#### Extrait fourni:
⟨

Écrit par : Corélande | 21/10/2013

@ J.-C. Heritier

"il suffit d'instaurer une taxe de solidarité"

Vous ne seriez-pas socialiste par hasard ??? Sinon vous leur ressemblez beaucoup ...

Écrit par : GiPi | 21/10/2013

@GiPi.
Rien à voir, ce n'est pas une question de sémantique. Mais, si vous êtes frontalier et préférez être affilié d'office à la CMU, libre à vous. Avec les conséquences que cela impliquera dans toute les régions frontalières, ainsi qu'en Suisse.
Ne mésestimez pas non plus le problème posé par certains retraités qui ont très peu cotisé à la sécu et en bénéficient néanmoins, l'âge venu. Perso, et pour ces raisons, je préfère une contribution (une de plus, certes et peu importe son nom) moins brutale et plus juste pour les assurés concernés. Dont je ne fais pas partie.

Écrit par : J.-C. Heritier | 21/10/2013

Monsieur Buchs pourquoi ne pas vous battre plutôt contre les primes suisses dont on ne sait pas quelles statistiques justifient leur hausse constante, à part le train de vie dispendieux de certains de vos collègues.
Pourquoi est ce que je dois payer a Geneve 3* plus qu'un frontalier.
La part cotisation sécu (cumul de la part employée et de la part patronale) est équivalente au coût des cotisations Lamal. Qu'est ce qui justifie que les frontaliers payent moins?
Si vous voulez les défendre parlez plutôt du barème C. Quelle connerie ce salaire fictif qui ne correspond a rien, si ce n'est le choix d'un sous fonctionnaire.
Pour ce qui concerne l'enfer de la SÉCU, demandez a Leonarda ce qu'elle en pense.

Écrit par : Aziz | 21/10/2013

Cher blogueur, la concision participe de la qualité de votre blog. Cependant, en l'occurrence, j'aurais, et d'autres internautes peut-être aussi, bien voulu lire cette réponse surréaliste du Conseil fédéral à la motion Barthassat. Sans doute se trouve-t-elle quelque part dans le vaste site admin.ch ou parlement.ch. L'internaute lambda vous saura gré de lui faciliter l'accès en créant un lien hypertexte vers l'adresse idoine, 4a ne prend moins d'une minute à faire si l'on dispose de cette adresse. Le mode d'emploi est dans le webzine des blogs à cette adresse http://webzine.blog.tdg.ch/archive/2013/01/18/comment-creer-un-lien-hypertexe.html. A cette adresse d'autres bonnes pratiques démontrées en vidéo http://webzine.blog.tdg.ch/video/ bien à vous.

⟩

#### Consigne:
Reprenez les commentaires sur l'assurance maladie des frontaliers et prolongez-les à partir de leur dernière phrase.

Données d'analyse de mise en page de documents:
⟨

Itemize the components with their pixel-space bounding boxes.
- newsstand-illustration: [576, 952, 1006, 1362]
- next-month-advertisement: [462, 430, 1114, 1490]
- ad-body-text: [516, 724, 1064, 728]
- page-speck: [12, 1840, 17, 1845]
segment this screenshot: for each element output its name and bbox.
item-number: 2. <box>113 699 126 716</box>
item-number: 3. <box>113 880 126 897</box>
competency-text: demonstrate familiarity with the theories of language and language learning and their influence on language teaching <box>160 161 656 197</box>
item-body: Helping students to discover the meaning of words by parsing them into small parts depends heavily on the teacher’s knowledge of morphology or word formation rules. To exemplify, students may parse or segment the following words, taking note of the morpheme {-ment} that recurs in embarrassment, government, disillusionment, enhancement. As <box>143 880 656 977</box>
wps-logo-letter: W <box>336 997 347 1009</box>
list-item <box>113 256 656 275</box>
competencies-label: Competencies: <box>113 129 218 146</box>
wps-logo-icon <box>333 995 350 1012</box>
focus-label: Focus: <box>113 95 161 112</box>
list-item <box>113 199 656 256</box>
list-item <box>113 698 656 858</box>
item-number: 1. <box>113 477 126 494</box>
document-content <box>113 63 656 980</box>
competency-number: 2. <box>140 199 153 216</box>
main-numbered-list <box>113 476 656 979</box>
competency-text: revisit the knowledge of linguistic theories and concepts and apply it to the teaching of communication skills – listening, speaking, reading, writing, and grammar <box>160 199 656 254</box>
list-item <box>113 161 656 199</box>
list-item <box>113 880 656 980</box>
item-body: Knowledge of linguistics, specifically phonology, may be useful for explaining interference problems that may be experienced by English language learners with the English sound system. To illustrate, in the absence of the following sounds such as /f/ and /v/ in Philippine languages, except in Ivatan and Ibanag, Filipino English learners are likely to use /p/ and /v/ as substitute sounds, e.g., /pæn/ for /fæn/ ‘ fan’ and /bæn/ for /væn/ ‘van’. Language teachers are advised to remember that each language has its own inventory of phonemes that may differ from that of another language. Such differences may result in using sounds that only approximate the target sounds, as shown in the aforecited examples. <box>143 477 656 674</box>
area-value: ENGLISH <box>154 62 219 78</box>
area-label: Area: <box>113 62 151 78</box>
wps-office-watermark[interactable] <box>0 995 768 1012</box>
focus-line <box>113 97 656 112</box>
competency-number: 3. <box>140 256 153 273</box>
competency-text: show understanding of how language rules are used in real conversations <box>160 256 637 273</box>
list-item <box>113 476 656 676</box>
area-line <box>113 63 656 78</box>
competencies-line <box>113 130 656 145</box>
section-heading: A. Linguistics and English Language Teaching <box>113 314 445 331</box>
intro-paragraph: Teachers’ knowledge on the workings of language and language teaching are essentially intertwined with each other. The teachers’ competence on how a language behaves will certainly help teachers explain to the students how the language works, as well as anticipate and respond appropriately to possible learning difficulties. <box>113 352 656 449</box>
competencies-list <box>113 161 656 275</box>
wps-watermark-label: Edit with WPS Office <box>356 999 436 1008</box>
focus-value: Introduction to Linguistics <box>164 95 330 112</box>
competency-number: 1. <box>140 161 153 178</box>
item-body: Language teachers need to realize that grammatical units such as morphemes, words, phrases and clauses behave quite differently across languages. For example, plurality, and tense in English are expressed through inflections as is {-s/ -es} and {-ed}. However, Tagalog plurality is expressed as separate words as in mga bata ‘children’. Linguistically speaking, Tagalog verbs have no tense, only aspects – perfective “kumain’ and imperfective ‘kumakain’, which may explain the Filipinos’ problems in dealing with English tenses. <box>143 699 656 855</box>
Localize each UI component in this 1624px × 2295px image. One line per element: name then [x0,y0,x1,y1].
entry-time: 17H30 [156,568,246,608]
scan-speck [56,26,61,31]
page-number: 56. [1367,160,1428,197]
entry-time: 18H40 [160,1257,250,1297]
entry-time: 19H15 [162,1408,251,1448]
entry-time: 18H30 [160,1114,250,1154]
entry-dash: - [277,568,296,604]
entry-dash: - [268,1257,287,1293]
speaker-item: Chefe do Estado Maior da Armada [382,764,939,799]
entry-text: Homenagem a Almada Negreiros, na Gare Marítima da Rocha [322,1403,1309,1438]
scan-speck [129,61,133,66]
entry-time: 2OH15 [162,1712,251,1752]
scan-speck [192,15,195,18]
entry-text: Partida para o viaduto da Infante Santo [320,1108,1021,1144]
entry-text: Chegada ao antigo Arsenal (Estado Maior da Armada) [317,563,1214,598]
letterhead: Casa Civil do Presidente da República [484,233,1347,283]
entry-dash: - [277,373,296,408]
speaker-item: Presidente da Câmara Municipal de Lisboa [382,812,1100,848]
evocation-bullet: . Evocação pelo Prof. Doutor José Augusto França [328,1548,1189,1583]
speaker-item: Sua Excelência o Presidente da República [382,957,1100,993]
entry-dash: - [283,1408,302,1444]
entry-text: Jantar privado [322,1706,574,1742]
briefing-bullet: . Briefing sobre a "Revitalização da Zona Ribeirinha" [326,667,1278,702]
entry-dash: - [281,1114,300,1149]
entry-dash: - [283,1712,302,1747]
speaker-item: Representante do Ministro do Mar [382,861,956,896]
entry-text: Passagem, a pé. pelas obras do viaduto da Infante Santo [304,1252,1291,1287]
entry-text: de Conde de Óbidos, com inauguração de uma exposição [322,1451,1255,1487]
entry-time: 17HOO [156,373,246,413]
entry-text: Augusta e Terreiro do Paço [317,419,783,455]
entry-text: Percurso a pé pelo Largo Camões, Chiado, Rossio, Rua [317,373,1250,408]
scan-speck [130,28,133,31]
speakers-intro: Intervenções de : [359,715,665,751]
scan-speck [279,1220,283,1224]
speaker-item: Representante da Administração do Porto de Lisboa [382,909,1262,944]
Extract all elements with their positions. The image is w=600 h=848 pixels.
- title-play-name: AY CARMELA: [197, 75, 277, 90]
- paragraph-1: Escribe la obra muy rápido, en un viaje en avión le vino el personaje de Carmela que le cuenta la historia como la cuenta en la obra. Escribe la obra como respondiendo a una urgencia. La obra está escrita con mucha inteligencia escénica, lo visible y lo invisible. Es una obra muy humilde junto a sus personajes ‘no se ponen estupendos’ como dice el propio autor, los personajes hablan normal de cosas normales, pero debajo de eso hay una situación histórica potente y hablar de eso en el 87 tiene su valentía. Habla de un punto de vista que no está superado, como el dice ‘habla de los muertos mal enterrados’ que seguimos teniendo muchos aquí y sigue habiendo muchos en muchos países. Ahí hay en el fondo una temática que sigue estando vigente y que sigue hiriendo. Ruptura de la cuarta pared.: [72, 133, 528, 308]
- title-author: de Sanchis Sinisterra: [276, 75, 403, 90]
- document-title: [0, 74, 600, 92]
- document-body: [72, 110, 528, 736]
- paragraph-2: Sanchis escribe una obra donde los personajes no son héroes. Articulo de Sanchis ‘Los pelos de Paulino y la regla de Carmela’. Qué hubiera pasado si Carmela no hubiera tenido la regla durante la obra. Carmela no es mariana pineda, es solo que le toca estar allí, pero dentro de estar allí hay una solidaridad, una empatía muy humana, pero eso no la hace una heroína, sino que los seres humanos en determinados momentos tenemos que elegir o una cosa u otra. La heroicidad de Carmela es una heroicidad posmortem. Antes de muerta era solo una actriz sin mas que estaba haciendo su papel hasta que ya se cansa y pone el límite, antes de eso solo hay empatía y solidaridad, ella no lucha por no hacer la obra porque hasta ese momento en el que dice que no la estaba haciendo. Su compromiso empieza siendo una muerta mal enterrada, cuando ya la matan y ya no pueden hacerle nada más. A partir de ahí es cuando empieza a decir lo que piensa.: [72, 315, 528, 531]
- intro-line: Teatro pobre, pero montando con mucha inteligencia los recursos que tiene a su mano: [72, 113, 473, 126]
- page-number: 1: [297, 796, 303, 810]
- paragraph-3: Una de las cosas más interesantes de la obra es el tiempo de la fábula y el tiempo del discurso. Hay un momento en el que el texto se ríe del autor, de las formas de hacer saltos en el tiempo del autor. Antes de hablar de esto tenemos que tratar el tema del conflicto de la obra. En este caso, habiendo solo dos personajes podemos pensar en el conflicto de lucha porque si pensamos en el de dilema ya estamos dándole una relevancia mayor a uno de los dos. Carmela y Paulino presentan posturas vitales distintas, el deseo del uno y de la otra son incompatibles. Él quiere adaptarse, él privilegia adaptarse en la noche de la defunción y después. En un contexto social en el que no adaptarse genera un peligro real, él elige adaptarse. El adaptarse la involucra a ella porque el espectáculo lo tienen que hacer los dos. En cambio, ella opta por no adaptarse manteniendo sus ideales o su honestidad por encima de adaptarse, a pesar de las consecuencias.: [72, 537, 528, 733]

⟩

#### Réponse:
Écrit par : JF Mabut | 21/10/2013

Profiteur. Vous allez payer, et ce n'est que justice. Vos arguments risibles pour cacher le fond du problème (je veux pas payer plus) sont consternants.

Écrit par : QueFaire | 21/10/2013

Je pense en effet que le conseil fédéral a déjà démontré qu'il se fichait pas mal des Suisses de l'étranger, notamment dans l'affaire UBS, pendant laquelle les Suisse résidents aux Etats-Unis ont été sommés de clôturer le compte dans un délai de quelques mois, sans autre forme d'information (je le sais j'ai reçu la lettre).
Et plus récemment avec la signature de la désastreuse nouvelle convention sur l'imposition des droits de succession France-Suisse.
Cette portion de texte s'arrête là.